YOUR TASK
Return every record exactly as written.

STORED ROWS
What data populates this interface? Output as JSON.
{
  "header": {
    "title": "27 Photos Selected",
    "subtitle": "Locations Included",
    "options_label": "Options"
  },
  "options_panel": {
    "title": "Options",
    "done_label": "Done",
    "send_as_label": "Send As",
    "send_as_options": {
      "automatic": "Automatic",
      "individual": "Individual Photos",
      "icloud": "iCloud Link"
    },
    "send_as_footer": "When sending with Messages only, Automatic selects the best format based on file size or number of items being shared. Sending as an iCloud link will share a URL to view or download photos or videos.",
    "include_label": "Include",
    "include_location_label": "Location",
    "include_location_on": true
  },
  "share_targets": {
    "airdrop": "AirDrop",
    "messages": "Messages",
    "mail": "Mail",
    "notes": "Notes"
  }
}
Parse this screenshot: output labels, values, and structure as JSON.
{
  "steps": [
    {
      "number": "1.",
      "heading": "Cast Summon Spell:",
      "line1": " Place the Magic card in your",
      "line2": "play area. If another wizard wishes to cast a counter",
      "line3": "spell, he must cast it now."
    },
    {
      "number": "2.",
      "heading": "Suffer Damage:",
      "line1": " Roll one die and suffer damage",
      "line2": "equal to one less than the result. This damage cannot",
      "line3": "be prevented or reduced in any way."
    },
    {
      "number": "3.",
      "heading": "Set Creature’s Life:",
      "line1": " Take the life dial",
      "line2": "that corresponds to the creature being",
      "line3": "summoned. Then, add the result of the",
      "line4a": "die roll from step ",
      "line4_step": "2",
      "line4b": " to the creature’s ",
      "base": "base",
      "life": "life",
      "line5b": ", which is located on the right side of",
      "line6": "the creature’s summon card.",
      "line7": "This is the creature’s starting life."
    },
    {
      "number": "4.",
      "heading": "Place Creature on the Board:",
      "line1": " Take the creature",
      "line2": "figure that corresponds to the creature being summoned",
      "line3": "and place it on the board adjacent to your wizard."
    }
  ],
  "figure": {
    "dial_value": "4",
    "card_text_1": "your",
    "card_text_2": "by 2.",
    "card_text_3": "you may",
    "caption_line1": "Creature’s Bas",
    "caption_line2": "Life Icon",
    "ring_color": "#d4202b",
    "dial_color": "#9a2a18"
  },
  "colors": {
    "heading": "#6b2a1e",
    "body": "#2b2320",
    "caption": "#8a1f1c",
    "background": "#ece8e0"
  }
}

COMPLETE RESPONSE
What data populates this interface? Output as JSON.
{
  "header": {
    "title": "27 Photos Selected",
    "subtitle": "Locations Included",
    "options_label": "Options"
  },
  "options_panel": {
    "title": "Options",
    "done_label": "Done",
    "send_as_label": "Send As",
    "send_as_options": {
      "automatic": "Automatic",
      "individual": "Individual Photos",
      "icloud": "iCloud Link"
    },
    "send_as_footer": "When sending with Messages only, Automatic selects the best format based on file size or number of items being shared. Sending as an iCloud link will share a URL to view or download photos or videos.",
    "include_label": "Include",
    "include_location_label": "Location",
    "include_location_on": true
  },
  "share_targets": {
    "airdrop": "AirDrop",
    "messages": "Messages",
    "mail": "Mail",
    "notes": "Notes"
  }
}
Parse this screenshot: output labels, values, and structure as JSON.
{
  "steps": [
    {
      "number": "1.",
      "heading": "Cast Summon Spell:",
      "line1": " Place the Magic card in your",
      "line2": "play area. If another wizard wishes to cast a counter",
      "line3": "spell, he must cast it now."
    },
    {
      "number": "2.",
      "heading": "Suffer Damage:",
      "line1": " Roll one die and suffer damage",
      "line2": "equal to one less than the result. This damage cannot",
      "line3": "be prevented or reduced in any way."
    },
    {
      "number": "3.",
      "heading": "Set Creature’s Life:",
      "line1": " Take the life dial",
      "line2": "that corresponds to the creature being",
      "line3": "summoned. Then, add the result of the",
      "line4a": "die roll from step ",
      "line4_step": "2",
      "line4b": " to the creature’s ",
      "base": "base",
      "life": "life",
      "line5b": ", which is located on the right side of",
      "line6": "the creature’s summon card.",
      "line7": "This is the creature’s starting life."
    },
    {
      "number": "4.",
      "heading": "Place Creature on the Board:",
      "line1": " Take the creature",
      "line2": "figure that corresponds to the creature being summoned",
      "line3": "and place it on the board adjacent to your wizard."
    }
  ],
  "figure": {
    "dial_value": "4",
    "card_text_1": "your",
    "card_text_2": "by 2.",
    "card_text_3": "you may",
    "caption_line1": "Creature’s Bas",
    "caption_line2": "Life Icon",
    "ring_color": "#d4202b",
    "dial_color": "#9a2a18"
  },
  "colors": {
    "heading": "#6b2a1e",
    "body": "#2b2320",
    "caption": "#8a1f1c",
    "background": "#ece8e0"
  }
}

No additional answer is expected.